Extracted records:
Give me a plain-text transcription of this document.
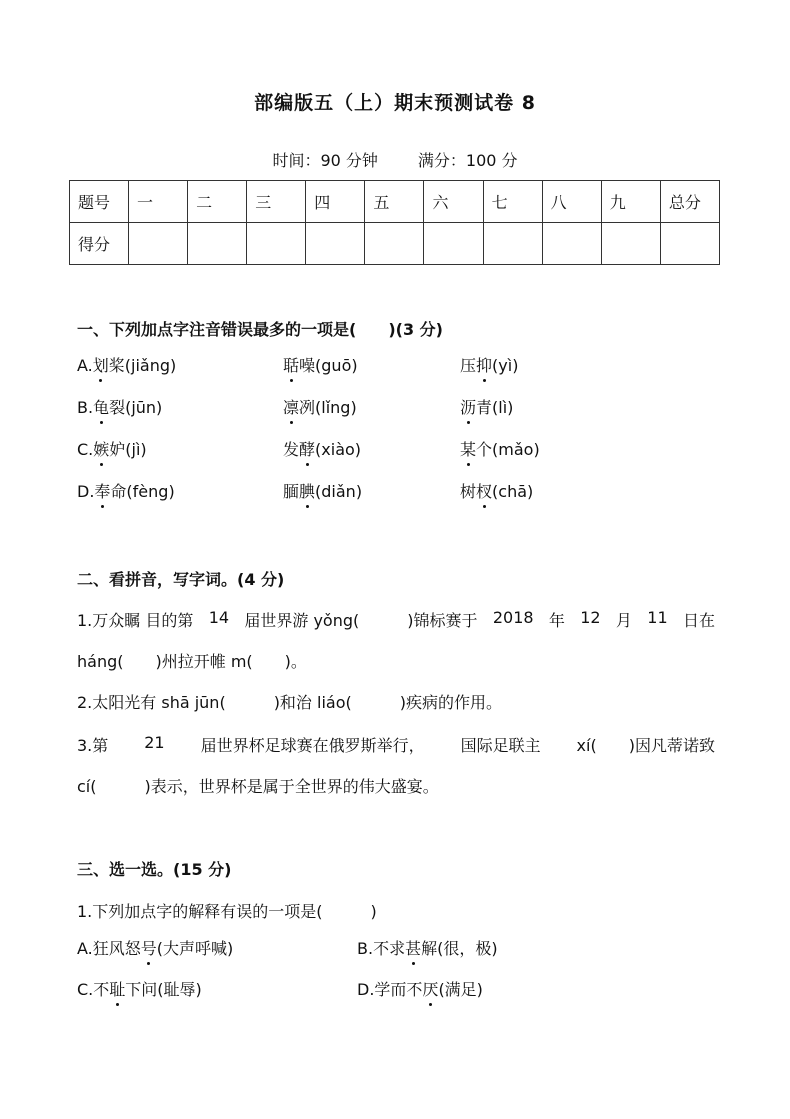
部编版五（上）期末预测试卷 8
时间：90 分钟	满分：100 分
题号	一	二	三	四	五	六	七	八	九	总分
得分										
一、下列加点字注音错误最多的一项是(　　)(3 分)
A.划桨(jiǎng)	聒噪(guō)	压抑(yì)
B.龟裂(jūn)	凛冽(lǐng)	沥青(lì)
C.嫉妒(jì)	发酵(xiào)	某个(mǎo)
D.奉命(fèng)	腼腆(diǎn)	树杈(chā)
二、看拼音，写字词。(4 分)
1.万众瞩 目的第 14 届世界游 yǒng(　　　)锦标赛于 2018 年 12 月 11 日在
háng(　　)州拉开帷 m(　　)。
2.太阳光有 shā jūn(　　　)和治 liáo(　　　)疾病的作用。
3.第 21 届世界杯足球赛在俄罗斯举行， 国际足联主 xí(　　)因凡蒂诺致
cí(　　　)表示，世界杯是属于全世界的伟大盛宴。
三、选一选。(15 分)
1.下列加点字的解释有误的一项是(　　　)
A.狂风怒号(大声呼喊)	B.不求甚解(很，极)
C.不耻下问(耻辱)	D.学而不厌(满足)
* * *
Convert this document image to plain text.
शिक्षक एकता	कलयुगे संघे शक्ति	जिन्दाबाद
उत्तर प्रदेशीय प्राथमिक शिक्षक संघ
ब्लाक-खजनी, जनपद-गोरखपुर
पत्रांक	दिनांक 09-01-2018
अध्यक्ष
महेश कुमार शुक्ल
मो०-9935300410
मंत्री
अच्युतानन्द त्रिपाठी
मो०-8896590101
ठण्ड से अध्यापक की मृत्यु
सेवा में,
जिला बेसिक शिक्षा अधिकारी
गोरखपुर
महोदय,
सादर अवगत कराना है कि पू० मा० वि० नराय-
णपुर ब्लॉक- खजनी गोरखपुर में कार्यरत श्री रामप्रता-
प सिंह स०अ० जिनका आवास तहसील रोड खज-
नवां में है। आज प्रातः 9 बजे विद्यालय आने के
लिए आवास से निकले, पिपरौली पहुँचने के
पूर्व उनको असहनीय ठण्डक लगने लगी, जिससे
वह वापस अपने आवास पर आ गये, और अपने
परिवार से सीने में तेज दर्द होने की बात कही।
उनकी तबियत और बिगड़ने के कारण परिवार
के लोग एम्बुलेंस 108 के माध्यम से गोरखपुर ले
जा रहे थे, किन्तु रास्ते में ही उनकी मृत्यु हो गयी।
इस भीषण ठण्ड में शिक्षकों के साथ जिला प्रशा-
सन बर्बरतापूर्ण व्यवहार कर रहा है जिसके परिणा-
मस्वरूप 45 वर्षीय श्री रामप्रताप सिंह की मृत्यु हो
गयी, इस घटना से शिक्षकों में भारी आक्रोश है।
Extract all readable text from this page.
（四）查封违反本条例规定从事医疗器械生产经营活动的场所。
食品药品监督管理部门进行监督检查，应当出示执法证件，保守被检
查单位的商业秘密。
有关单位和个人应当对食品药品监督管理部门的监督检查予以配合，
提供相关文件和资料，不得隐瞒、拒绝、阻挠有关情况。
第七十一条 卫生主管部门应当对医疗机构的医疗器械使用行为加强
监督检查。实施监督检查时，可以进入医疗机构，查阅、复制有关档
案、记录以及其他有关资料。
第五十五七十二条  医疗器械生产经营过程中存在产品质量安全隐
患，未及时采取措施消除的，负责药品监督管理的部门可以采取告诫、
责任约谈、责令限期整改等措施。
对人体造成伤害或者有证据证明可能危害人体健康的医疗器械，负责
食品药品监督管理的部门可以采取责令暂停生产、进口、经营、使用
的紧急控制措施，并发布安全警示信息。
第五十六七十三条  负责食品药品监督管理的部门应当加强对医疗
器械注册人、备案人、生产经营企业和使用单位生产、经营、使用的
==
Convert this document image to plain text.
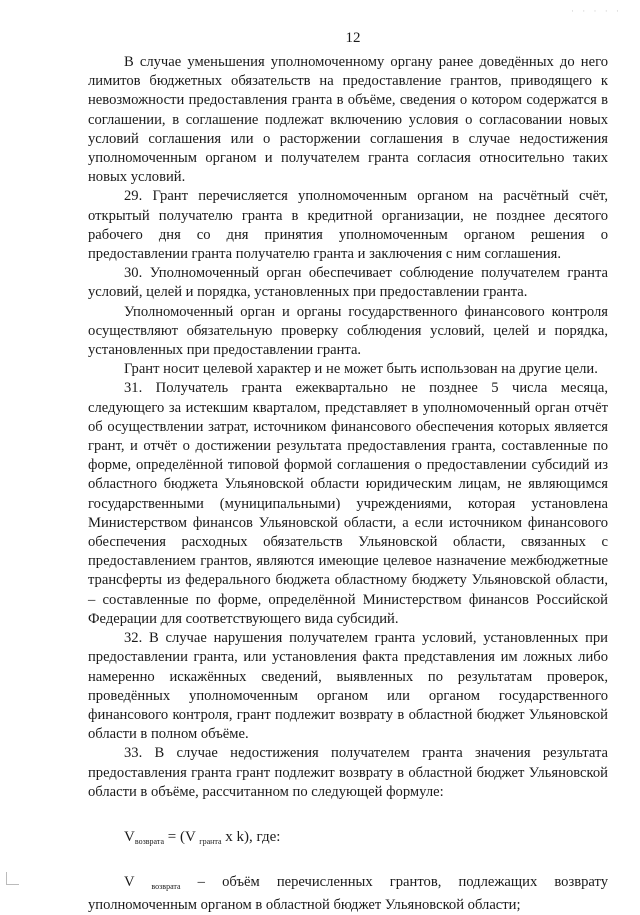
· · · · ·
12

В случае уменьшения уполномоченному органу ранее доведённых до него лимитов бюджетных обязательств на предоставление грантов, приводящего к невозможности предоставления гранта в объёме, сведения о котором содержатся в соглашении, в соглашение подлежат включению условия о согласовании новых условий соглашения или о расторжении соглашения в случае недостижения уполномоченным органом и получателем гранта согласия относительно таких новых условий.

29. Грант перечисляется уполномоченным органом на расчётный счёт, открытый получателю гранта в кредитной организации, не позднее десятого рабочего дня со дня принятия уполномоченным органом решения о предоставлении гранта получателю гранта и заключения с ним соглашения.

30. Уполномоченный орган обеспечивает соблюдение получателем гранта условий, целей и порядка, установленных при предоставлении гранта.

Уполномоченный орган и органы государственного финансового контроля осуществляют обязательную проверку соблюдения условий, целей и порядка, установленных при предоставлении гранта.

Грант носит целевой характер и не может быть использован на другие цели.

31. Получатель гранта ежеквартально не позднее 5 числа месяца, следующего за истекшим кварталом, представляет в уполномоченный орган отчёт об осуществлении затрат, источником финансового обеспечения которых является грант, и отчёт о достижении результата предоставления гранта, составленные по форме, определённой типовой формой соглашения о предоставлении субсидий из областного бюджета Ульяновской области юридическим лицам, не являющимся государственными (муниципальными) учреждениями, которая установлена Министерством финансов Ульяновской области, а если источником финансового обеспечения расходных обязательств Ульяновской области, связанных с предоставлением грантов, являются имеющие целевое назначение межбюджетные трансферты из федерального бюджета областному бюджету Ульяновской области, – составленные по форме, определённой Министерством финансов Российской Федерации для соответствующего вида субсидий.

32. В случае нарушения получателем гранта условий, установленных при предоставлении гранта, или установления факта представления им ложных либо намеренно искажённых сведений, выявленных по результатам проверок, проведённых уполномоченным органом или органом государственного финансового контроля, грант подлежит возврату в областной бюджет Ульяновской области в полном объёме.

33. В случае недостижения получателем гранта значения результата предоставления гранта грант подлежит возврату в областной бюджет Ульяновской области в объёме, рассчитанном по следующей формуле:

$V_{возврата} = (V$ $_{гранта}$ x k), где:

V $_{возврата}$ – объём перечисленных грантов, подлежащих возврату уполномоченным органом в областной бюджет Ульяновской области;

[Task to carry out] Give the number of lines above that hold the word "подлежит", and nothing more.

[Task response] 2